▶ [Exercise description]:
Look through the entries below and report how many lines hold the string "deux". Only the number is wanted.

►

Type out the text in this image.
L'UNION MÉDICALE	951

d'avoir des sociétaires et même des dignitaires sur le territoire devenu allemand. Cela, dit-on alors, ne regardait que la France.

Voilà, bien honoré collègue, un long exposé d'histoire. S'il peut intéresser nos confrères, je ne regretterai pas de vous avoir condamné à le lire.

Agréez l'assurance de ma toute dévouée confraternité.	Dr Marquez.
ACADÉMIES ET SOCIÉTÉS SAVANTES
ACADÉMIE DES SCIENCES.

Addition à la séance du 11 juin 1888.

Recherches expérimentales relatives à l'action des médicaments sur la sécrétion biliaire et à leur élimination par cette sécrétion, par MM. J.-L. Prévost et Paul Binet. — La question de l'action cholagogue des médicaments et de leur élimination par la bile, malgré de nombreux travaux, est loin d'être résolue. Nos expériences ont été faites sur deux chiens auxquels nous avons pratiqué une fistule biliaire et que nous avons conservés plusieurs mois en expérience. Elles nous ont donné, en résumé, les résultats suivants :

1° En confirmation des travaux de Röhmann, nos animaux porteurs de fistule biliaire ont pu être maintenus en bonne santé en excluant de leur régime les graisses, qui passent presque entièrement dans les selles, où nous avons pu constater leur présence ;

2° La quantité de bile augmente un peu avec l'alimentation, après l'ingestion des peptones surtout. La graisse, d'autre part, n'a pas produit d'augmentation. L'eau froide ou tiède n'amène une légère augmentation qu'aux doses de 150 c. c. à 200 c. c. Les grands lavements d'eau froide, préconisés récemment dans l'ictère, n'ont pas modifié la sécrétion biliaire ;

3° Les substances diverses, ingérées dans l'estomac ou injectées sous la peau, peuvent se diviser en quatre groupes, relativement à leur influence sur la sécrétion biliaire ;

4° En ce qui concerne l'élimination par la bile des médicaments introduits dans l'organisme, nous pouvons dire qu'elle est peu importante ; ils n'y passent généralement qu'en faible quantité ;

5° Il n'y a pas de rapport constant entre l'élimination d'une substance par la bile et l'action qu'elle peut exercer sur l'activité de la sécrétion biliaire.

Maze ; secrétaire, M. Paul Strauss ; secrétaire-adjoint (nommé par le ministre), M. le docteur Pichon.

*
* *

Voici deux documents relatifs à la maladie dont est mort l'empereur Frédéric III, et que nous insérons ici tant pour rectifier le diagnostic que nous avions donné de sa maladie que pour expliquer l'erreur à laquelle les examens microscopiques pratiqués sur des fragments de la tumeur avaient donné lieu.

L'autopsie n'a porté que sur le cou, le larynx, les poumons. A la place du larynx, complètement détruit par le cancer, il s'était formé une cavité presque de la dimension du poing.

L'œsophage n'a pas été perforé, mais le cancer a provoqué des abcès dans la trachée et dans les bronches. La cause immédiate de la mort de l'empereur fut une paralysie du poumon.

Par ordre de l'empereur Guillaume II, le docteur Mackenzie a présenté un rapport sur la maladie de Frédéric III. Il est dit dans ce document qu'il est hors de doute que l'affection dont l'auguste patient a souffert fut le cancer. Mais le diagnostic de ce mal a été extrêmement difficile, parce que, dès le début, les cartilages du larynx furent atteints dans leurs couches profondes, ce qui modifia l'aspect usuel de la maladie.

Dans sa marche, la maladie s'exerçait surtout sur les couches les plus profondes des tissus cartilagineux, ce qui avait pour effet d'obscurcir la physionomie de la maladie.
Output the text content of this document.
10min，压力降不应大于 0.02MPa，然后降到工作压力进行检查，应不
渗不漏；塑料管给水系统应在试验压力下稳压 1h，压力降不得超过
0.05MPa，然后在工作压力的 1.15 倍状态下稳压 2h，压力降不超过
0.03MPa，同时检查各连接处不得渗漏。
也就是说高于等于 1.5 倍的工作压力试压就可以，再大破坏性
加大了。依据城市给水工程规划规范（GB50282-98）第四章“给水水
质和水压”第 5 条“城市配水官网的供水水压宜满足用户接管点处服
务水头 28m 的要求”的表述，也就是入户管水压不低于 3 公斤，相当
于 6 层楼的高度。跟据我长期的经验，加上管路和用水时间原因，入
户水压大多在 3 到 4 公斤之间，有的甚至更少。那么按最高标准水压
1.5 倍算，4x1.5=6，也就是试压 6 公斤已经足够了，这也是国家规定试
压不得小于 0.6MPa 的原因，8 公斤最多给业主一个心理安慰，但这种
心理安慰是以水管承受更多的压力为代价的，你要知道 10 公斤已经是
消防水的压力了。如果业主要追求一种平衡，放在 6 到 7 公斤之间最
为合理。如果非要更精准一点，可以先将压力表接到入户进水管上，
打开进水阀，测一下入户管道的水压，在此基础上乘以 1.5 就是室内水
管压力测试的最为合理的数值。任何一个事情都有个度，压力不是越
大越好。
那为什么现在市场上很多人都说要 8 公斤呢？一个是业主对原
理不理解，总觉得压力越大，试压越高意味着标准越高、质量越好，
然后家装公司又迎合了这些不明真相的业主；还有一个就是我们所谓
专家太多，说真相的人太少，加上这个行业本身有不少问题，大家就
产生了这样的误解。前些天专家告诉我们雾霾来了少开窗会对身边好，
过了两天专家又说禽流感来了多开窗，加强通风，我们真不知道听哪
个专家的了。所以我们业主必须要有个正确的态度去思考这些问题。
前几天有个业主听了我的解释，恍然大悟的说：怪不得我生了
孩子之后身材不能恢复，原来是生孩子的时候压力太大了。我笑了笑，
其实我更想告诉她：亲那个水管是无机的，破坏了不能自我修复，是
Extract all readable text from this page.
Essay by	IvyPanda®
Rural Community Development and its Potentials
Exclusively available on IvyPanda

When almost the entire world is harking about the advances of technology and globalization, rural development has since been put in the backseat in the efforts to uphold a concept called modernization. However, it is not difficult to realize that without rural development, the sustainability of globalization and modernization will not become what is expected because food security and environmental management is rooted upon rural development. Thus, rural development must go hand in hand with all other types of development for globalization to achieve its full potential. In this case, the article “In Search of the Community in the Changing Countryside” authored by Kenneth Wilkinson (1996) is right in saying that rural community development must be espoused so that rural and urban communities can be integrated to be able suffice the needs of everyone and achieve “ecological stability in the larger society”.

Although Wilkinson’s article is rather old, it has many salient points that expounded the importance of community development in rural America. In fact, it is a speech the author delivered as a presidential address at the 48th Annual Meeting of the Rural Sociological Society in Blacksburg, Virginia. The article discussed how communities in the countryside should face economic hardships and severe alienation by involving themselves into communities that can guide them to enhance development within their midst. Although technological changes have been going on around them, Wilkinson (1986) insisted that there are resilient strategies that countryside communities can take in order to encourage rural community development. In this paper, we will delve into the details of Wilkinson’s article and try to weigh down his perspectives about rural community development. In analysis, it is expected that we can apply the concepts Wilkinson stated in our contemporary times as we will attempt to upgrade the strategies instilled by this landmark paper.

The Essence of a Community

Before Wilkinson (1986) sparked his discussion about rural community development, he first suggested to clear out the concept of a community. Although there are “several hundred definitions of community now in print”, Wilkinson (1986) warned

◄

▶ [Solution for this task]:
2